» **Exercise prompt**: Locate each line holding the string "JSON" and copy it.

» **Records to process**:
----
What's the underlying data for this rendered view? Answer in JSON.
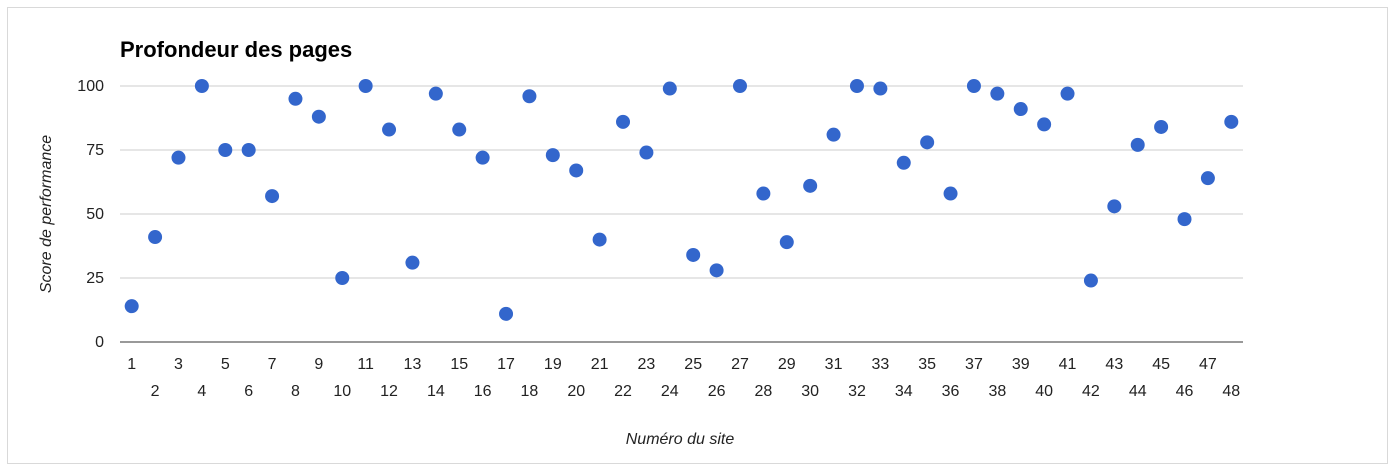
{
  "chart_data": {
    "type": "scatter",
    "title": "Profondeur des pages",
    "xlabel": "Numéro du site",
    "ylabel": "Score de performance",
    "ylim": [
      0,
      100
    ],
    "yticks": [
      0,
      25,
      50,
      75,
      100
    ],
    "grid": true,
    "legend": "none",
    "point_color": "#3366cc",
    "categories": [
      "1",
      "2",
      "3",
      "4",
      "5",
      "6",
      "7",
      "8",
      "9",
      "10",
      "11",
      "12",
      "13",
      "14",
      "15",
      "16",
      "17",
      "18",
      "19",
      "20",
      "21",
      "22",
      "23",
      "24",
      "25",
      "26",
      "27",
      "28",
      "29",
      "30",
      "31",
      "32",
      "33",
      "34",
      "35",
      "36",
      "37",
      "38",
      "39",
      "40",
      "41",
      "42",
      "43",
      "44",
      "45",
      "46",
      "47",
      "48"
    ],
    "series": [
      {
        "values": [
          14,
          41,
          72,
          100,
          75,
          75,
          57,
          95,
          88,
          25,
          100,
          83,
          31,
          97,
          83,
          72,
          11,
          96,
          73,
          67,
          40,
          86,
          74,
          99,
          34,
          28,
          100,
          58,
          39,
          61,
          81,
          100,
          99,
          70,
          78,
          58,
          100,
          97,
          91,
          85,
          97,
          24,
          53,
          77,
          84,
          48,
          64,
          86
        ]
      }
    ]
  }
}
----
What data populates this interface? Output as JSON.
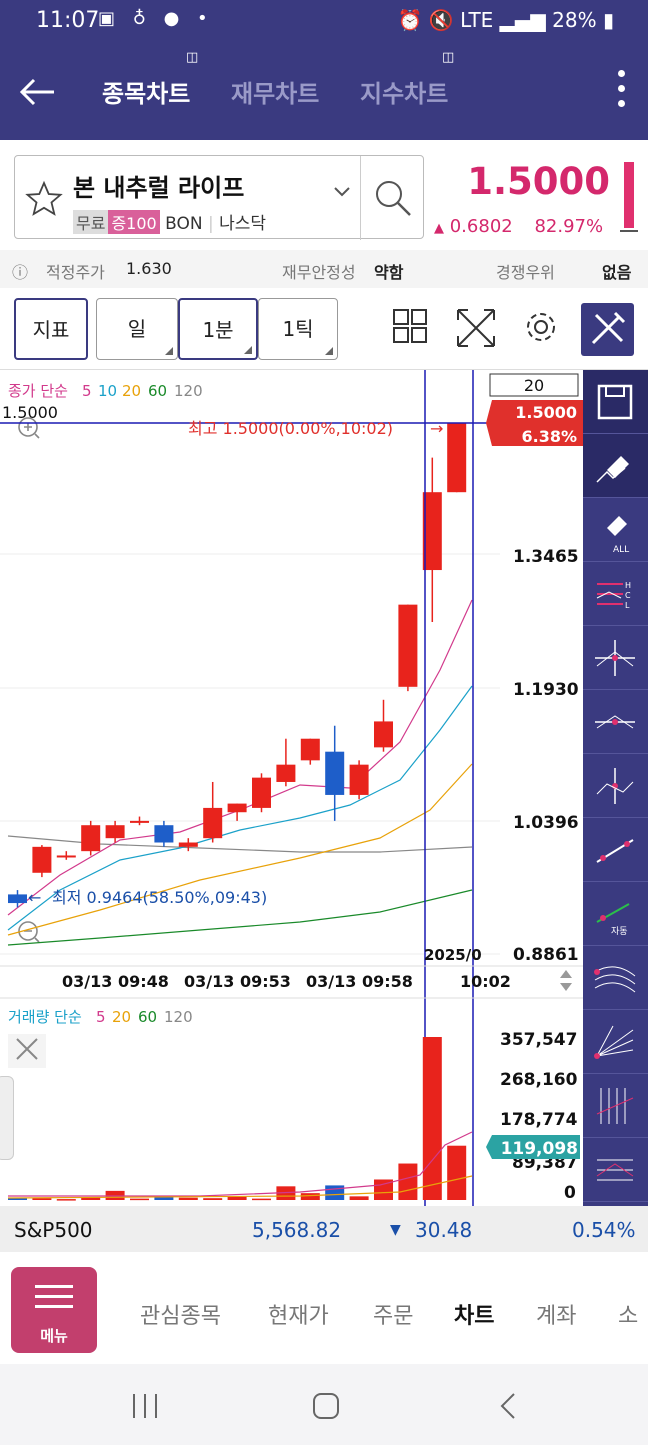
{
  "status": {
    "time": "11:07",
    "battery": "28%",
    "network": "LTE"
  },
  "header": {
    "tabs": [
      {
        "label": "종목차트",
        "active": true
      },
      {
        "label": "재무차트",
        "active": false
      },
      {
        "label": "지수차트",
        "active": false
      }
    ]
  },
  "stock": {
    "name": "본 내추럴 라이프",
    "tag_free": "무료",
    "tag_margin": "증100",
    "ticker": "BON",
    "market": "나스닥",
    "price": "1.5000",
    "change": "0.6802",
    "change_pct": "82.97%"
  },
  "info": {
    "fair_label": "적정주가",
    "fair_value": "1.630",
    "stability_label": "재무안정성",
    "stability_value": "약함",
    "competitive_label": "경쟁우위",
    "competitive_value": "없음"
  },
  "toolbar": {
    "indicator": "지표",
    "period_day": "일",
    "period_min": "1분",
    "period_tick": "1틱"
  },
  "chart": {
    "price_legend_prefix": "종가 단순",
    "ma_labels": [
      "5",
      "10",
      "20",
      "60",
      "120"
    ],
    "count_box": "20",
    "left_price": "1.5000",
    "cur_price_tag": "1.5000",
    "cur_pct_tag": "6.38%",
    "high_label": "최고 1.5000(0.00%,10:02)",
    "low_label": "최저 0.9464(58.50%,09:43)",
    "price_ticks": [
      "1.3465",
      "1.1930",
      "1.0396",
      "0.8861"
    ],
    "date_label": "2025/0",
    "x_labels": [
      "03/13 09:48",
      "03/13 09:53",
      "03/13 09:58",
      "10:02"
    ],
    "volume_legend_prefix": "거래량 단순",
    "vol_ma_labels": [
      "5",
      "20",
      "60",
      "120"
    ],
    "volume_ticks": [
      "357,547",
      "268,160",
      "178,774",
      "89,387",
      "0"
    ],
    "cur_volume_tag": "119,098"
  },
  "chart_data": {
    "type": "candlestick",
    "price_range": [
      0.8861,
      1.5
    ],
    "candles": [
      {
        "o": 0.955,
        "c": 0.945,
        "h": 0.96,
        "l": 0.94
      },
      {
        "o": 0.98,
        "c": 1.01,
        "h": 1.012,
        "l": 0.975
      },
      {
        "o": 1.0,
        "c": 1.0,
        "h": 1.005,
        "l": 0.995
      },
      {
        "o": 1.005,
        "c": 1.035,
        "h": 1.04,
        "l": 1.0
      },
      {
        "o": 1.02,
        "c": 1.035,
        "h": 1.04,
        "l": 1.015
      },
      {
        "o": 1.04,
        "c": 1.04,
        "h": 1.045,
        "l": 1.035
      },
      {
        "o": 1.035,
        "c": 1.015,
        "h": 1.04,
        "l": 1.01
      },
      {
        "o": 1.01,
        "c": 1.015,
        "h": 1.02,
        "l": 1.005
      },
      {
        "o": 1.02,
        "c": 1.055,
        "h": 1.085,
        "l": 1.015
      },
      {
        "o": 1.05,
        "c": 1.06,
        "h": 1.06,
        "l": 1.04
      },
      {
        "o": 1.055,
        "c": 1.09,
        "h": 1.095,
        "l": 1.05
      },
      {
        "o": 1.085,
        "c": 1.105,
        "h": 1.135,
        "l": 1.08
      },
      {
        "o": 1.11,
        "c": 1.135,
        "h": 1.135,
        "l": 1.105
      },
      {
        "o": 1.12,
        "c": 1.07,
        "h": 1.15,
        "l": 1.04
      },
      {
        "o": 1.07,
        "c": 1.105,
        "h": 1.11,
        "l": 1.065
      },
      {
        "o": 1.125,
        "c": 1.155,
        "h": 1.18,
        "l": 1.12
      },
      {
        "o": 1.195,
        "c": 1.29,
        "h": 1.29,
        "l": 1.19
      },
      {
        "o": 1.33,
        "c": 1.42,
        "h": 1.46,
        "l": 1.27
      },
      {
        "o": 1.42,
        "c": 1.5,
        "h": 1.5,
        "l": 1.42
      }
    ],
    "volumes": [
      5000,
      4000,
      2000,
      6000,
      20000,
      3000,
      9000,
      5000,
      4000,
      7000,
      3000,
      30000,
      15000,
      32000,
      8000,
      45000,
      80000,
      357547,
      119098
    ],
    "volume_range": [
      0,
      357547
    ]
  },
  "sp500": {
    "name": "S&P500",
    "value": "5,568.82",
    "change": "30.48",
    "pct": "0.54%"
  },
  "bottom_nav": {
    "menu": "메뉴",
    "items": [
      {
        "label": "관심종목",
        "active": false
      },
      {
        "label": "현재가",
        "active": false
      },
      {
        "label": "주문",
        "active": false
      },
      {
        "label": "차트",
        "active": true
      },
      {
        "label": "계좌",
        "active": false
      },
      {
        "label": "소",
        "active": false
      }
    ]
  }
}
----
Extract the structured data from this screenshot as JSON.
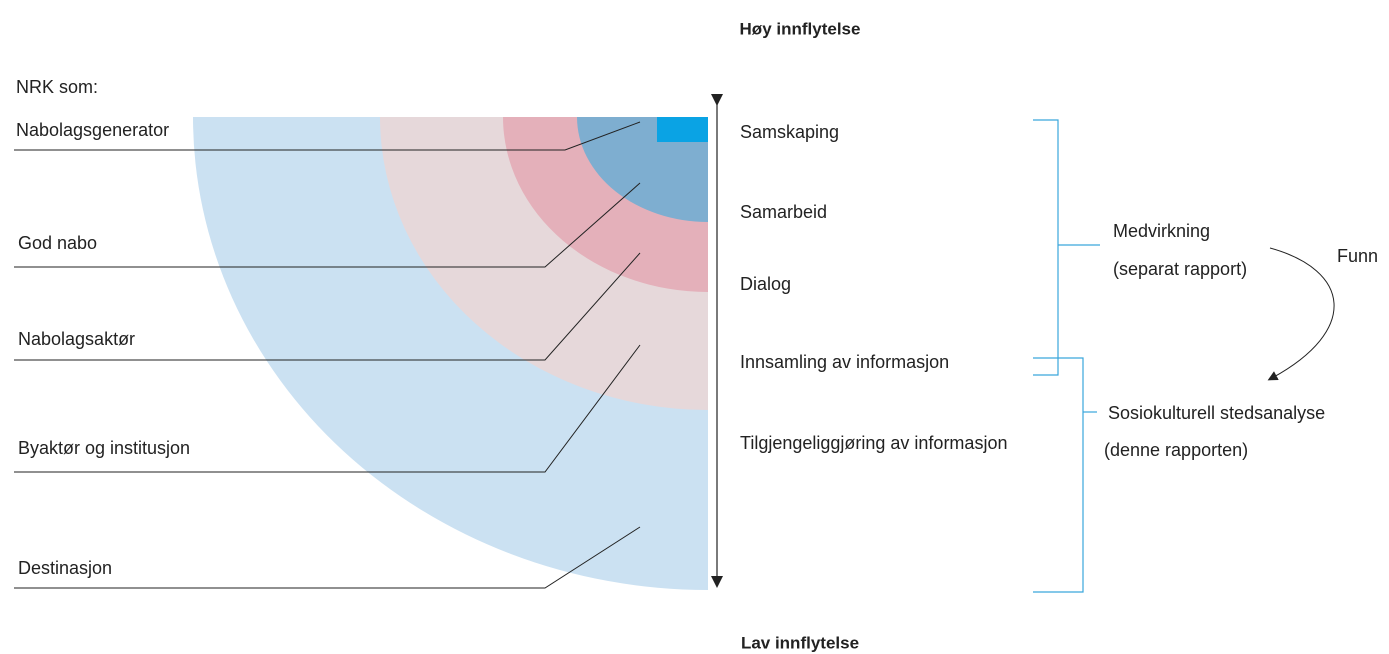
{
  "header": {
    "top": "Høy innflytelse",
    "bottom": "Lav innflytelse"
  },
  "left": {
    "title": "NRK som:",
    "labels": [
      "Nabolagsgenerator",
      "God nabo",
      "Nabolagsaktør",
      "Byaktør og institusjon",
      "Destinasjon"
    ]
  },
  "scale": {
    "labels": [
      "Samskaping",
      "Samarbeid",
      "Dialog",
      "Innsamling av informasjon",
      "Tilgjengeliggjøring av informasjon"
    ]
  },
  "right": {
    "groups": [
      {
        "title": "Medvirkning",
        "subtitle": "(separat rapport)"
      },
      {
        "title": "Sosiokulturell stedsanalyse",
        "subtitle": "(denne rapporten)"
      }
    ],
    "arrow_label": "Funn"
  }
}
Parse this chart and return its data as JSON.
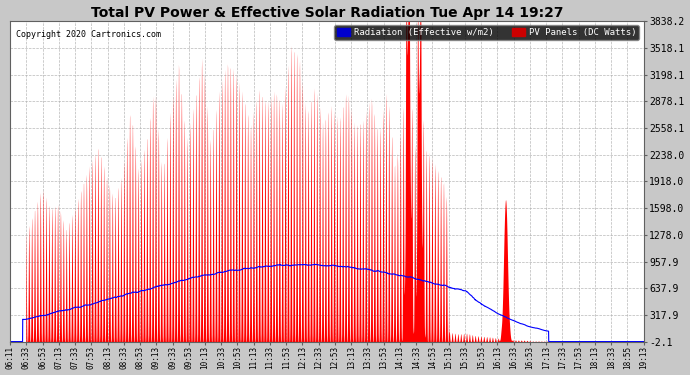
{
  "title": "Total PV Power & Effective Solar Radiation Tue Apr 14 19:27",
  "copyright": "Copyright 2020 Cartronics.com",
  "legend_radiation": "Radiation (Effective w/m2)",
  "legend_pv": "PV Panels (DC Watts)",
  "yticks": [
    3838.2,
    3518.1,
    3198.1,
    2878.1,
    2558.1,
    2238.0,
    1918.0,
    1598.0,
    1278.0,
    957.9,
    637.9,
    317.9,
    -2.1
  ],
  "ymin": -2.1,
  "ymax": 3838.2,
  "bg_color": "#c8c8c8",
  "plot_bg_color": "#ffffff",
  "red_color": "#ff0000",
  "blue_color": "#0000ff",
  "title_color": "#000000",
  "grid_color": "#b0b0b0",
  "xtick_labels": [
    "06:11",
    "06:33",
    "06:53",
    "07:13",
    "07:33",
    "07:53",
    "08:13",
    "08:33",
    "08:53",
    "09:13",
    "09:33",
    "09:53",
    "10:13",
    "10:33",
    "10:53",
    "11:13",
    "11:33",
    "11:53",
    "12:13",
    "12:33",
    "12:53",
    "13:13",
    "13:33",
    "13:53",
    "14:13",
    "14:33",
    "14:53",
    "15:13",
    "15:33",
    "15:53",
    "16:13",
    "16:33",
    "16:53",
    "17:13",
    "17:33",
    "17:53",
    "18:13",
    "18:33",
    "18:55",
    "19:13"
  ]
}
----
» **Solution to the exercise**:
What's the underlying data for this rendered view? Answer in JSON.
What data populates this interface? Output as JSON.
Extract the structured data from this screenshot as JSON.
Parse this chart and return its data as JSON.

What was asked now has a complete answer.